> Data for this exercise
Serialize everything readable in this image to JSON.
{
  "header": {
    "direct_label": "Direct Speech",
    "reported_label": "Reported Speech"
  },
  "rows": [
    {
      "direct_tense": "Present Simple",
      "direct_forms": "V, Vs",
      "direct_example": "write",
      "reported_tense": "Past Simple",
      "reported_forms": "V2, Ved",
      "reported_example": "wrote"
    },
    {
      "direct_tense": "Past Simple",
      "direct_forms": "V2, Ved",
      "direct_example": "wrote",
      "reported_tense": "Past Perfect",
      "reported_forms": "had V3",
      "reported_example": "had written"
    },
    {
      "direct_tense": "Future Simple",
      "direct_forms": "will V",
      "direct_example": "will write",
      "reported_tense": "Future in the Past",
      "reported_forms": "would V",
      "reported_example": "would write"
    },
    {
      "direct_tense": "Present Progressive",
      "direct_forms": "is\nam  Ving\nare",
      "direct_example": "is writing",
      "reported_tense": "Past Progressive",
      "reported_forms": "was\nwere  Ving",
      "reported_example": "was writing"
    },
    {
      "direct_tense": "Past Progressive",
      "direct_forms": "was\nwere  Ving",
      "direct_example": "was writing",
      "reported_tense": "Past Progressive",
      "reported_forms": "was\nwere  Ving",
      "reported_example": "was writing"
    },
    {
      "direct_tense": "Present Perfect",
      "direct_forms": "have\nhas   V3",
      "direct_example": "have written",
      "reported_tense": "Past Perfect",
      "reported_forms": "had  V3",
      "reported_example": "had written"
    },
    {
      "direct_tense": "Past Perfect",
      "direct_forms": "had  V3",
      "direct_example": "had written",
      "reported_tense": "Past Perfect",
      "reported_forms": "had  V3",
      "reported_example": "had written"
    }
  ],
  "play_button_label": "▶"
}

* * *

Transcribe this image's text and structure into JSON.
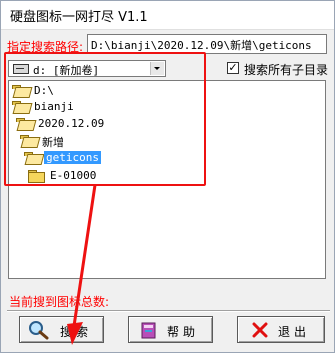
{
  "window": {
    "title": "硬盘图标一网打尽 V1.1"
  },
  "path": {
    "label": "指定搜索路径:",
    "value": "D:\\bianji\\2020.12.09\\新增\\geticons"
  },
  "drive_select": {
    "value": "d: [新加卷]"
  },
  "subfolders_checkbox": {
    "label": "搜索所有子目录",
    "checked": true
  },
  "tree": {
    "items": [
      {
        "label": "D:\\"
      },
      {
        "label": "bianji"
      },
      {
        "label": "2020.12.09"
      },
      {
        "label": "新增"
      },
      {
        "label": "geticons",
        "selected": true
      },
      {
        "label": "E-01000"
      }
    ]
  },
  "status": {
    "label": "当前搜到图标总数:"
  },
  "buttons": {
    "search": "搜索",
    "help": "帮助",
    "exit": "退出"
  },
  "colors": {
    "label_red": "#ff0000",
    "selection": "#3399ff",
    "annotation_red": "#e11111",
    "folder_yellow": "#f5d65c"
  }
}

> The task
Show every line in the entries where the string "have" occurs.

> Full answer
      "direct_forms": "have\nhas   V3",
      "direct_example": "have written",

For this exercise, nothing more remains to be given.